§ PROBLEM DESCRIPTION
Seek out every line containing the word "lower", and copy each.

[Figure dataset records]
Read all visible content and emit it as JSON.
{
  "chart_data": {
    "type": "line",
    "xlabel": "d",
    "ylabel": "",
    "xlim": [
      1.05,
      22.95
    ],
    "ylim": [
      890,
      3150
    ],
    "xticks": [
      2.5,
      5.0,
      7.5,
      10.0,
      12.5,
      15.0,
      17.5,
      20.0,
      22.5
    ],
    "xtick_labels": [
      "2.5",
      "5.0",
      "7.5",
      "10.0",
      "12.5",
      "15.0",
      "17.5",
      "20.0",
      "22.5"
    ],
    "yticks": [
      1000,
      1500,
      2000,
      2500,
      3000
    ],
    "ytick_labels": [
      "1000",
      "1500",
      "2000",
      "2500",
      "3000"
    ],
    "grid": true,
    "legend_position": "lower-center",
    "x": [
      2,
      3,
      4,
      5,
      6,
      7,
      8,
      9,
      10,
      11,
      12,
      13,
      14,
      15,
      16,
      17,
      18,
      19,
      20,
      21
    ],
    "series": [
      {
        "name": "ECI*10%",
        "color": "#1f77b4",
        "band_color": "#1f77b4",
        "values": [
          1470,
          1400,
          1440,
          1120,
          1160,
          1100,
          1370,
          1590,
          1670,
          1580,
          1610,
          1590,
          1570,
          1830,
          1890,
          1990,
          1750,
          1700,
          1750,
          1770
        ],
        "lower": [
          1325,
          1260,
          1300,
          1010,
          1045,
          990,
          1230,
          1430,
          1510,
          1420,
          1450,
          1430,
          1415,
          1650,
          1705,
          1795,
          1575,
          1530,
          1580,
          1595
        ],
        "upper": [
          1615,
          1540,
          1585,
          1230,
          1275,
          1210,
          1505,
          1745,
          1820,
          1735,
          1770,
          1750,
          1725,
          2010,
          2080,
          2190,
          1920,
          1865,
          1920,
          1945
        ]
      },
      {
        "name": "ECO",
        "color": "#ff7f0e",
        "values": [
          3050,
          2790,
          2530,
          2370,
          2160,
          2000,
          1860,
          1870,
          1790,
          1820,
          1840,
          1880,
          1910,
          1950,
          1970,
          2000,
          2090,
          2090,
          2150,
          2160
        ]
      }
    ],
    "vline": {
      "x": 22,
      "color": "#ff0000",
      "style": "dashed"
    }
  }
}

§ FULL OUTPUT
    "legend_position": "lower-center",
        "lower": [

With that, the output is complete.